= WHAT IS EXPECTED =
Please give the listing again in its entirety, exactly as written.

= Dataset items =
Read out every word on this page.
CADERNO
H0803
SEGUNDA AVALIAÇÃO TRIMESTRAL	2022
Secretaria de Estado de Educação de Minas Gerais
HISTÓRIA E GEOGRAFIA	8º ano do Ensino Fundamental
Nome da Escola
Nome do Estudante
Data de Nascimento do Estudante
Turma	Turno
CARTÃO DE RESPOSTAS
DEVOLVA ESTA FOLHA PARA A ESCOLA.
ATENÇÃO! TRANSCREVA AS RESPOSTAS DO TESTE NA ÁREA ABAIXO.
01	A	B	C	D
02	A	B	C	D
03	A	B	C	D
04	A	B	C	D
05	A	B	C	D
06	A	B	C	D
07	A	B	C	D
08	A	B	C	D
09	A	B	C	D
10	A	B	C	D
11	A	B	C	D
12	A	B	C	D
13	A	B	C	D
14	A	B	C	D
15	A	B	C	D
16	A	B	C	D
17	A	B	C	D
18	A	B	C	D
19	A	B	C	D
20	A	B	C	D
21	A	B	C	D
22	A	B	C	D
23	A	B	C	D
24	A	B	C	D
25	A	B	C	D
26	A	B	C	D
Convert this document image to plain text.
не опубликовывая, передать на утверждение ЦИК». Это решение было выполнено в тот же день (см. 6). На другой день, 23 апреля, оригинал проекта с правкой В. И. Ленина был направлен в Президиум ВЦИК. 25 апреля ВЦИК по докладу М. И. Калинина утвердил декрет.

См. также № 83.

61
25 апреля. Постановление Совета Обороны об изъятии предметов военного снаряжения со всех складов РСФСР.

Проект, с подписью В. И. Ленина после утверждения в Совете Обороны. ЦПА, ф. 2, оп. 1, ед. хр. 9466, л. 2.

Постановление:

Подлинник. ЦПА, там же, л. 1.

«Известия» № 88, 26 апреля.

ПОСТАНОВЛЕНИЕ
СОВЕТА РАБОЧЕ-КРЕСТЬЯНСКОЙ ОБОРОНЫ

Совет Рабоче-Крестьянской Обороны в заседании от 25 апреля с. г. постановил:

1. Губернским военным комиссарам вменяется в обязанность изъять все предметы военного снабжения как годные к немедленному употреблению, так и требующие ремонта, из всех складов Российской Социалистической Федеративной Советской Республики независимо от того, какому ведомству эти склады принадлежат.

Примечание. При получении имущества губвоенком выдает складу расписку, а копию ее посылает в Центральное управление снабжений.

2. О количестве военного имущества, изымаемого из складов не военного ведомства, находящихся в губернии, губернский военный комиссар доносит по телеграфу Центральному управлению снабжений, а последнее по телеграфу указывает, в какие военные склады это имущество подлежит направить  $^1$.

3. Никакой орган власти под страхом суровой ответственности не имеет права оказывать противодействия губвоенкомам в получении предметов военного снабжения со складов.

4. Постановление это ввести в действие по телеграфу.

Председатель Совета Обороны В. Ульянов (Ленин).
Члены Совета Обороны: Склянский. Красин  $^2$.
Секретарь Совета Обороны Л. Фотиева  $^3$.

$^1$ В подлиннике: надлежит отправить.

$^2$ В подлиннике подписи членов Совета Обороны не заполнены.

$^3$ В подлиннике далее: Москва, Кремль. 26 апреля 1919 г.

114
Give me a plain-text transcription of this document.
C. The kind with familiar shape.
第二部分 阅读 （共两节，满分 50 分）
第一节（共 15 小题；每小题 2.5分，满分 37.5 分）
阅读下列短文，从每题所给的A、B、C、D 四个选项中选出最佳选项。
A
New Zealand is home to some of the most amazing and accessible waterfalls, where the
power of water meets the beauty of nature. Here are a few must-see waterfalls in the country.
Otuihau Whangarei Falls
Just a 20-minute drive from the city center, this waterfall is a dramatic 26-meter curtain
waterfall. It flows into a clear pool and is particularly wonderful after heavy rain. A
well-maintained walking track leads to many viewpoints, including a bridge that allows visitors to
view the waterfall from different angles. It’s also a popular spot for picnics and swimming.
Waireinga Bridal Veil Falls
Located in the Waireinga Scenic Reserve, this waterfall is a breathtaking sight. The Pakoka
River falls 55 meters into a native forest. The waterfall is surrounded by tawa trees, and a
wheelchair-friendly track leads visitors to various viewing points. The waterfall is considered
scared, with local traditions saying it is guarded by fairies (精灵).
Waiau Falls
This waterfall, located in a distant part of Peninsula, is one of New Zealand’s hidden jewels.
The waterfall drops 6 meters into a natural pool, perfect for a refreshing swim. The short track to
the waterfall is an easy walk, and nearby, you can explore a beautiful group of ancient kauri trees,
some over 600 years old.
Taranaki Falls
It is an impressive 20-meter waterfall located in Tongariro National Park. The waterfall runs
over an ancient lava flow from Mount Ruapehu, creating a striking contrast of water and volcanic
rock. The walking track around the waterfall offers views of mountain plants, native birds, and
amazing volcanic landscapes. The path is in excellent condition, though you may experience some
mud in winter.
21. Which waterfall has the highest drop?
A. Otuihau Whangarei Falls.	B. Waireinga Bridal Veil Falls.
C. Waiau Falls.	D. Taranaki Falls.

= SOLUTION FOR THIS TASK =
Read out every word on this page.
CADERNO
H0803
SEGUNDA AVALIAÇÃO TRIMESTRAL	2022
Secretaria de Estado de Educação de Minas Gerais
HISTÓRIA E GEOGRAFIA	8º ano do Ensino Fundamental
Nome da Escola
Nome do Estudante
Data de Nascimento do Estudante
Turma	Turno
CARTÃO DE RESPOSTAS
DEVOLVA ESTA FOLHA PARA A ESCOLA.
ATENÇÃO! TRANSCREVA AS RESPOSTAS DO TESTE NA ÁREA ABAIXO.
01	A	B	C	D
02	A	B	C	D
03	A	B	C	D
04	A	B	C	D
05	A	B	C	D
06	A	B	C	D
07	A	B	C	D
08	A	B	C	D
09	A	B	C	D
10	A	B	C	D
11	A	B	C	D
12	A	B	C	D
13	A	B	C	D
14	A	B	C	D
15	A	B	C	D
16	A	B	C	D
17	A	B	C	D
18	A	B	C	D
19	A	B	C	D
20	A	B	C	D
21	A	B	C	D
22	A	B	C	D
23	A	B	C	D
24	A	B	C	D
25	A	B	C	D
26	A	B	C	D
Convert this document image to plain text.
не опубликовывая, передать на утверждение ЦИК». Это решение было выполнено в тот же день (см. 6). На другой день, 23 апреля, оригинал проекта с правкой В. И. Ленина был направлен в Президиум ВЦИК. 25 апреля ВЦИК по докладу М. И. Калинина утвердил декрет.

См. также № 83.

61
25 апреля. Постановление Совета Обороны об изъятии предметов военного снаряжения со всех складов РСФСР.

Проект, с подписью В. И. Ленина после утверждения в Совете Обороны. ЦПА, ф. 2, оп. 1, ед. хр. 9466, л. 2.

Постановление:

Подлинник. ЦПА, там же, л. 1.

«Известия» № 88, 26 апреля.

ПОСТАНОВЛЕНИЕ
СОВЕТА РАБОЧЕ-КРЕСТЬЯНСКОЙ ОБОРОНЫ

Совет Рабоче-Крестьянской Обороны в заседании от 25 апреля с. г. постановил:

1. Губернским военным комиссарам вменяется в обязанность изъять все предметы военного снабжения как годные к немедленному употреблению, так и требующие ремонта, из всех складов Российской Социалистической Федеративной Советской Республики независимо от того, какому ведомству эти склады принадлежат.

Примечание. При получении имущества губвоенком выдает складу расписку, а копию ее посылает в Центральное управление снабжений.

2. О количестве военного имущества, изымаемого из складов не военного ведомства, находящихся в губернии, губернский военный комиссар доносит по телеграфу Центральному управлению снабжений, а последнее по телеграфу указывает, в какие военные склады это имущество подлежит направить  $^1$.

3. Никакой орган власти под страхом суровой ответственности не имеет права оказывать противодействия губвоенкомам в получении предметов военного снабжения со складов.

4. Постановление это ввести в действие по телеграфу.

Председатель Совета Обороны В. Ульянов (Ленин).
Члены Совета Обороны: Склянский. Красин  $^2$.
Секретарь Совета Обороны Л. Фотиева  $^3$.

$^1$ В подлиннике: надлежит отправить.

$^2$ В подлиннике подписи членов Совета Обороны не заполнены.

$^3$ В подлиннике далее: Москва, Кремль. 26 апреля 1919 г.

114
Give me a plain-text transcription of this document.
C. The kind with familiar shape.
第二部分 阅读 （共两节，满分 50 分）
第一节（共 15 小题；每小题 2.5分，满分 37.5 分）
阅读下列短文，从每题所给的A、B、C、D 四个选项中选出最佳选项。
A
New Zealand is home to some of the most amazing and accessible waterfalls, where the
power of water meets the beauty of nature. Here are a few must-see waterfalls in the country.
Otuihau Whangarei Falls
Just a 20-minute drive from the city center, this waterfall is a dramatic 26-meter curtain
waterfall. It flows into a clear pool and is particularly wonderful after heavy rain. A
well-maintained walking track leads to many viewpoints, including a bridge that allows visitors to
view the waterfall from different angles. It’s also a popular spot for picnics and swimming.
Waireinga Bridal Veil Falls
Located in the Waireinga Scenic Reserve, this waterfall is a breathtaking sight. The Pakoka
River falls 55 meters into a native forest. The waterfall is surrounded by tawa trees, and a
wheelchair-friendly track leads visitors to various viewing points. The waterfall is considered
scared, with local traditions saying it is guarded by fairies (精灵).
Waiau Falls
This waterfall, located in a distant part of Peninsula, is one of New Zealand’s hidden jewels.
The waterfall drops 6 meters into a natural pool, perfect for a refreshing swim. The short track to
the waterfall is an easy walk, and nearby, you can explore a beautiful group of ancient kauri trees,
some over 600 years old.
Taranaki Falls
It is an impressive 20-meter waterfall located in Tongariro National Park. The waterfall runs
over an ancient lava flow from Mount Ruapehu, creating a striking contrast of water and volcanic
rock. The walking track around the waterfall offers views of mountain plants, native birds, and
amazing volcanic landscapes. The path is in excellent condition, though you may experience some
mud in winter.
21. Which waterfall has the highest drop?
A. Otuihau Whangarei Falls.	B. Waireinga Bridal Veil Falls.
C. Waiau Falls.	D. Taranaki Falls.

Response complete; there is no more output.